■ Aim of the exercise: Show all lines that include the string "aparece"; copy each one.

[A block of data]
Begin

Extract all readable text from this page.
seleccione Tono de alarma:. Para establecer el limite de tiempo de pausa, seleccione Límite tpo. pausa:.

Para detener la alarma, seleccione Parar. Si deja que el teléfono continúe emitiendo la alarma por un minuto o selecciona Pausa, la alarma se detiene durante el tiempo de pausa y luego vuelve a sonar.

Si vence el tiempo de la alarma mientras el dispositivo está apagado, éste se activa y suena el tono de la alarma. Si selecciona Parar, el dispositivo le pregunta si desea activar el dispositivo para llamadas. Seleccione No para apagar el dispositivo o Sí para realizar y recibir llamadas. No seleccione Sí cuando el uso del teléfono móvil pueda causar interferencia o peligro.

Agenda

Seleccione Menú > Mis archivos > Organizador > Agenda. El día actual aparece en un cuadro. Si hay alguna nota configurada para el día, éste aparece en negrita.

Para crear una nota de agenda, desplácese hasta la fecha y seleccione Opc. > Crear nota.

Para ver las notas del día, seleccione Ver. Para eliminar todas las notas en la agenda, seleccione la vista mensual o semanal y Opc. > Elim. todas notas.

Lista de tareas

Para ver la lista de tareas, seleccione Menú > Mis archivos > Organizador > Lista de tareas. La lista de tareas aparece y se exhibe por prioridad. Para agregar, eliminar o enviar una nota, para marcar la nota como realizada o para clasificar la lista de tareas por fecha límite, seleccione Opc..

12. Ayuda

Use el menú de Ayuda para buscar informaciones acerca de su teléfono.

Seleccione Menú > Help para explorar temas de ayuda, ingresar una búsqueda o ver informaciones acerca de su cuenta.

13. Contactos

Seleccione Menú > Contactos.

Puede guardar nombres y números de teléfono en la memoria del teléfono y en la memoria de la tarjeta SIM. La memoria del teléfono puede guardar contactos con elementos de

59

End
Begin

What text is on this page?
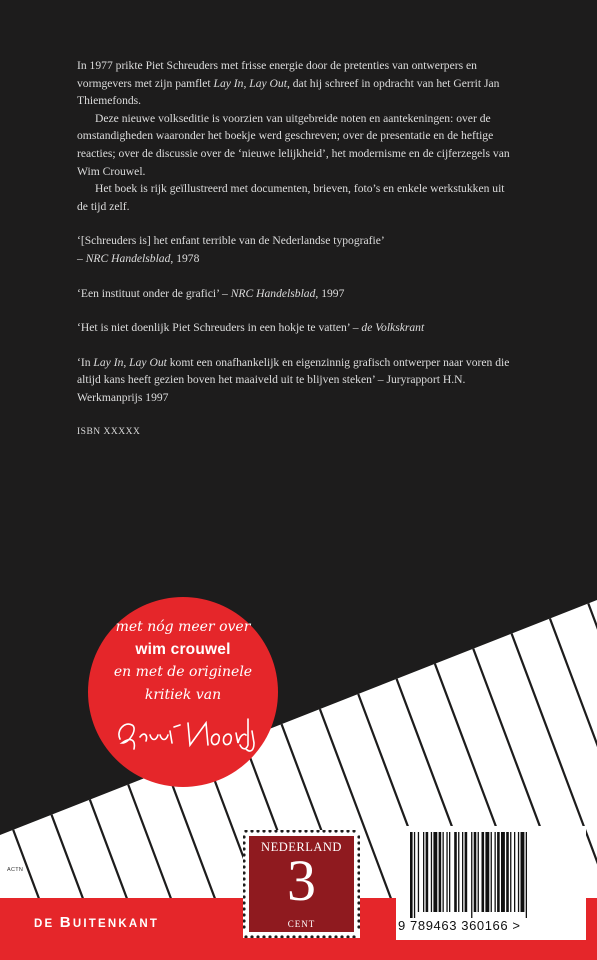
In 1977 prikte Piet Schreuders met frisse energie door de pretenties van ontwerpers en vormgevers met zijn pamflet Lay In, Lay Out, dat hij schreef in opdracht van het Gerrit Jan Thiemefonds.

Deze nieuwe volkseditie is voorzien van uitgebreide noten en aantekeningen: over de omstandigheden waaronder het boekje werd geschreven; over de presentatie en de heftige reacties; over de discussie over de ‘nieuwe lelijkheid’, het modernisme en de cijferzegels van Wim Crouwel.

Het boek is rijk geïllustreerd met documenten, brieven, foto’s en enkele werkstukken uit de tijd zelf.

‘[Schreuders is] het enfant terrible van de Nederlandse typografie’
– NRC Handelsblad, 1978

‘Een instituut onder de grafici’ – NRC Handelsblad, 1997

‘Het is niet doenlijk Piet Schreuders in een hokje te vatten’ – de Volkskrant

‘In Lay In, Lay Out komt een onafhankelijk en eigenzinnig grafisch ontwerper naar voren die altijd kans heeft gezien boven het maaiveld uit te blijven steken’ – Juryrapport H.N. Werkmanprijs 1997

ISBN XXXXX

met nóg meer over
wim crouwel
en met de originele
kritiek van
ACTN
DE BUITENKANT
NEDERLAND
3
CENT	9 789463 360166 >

End

■ Finished answer:
Seleccione Menú > Mis archivos > Organizador > Agenda. El día actual aparece en un cuadro. Si hay alguna nota configurada para el día, éste aparece en negrita.
Para ver la lista de tareas, seleccione Menú > Mis archivos > Organizador > Lista de tareas. La lista de tareas aparece y se exhibe por prioridad. Para agregar, eliminar o enviar una nota, para marcar la nota como realizada o para clasificar la lista de tareas por fecha límite, seleccione Opc..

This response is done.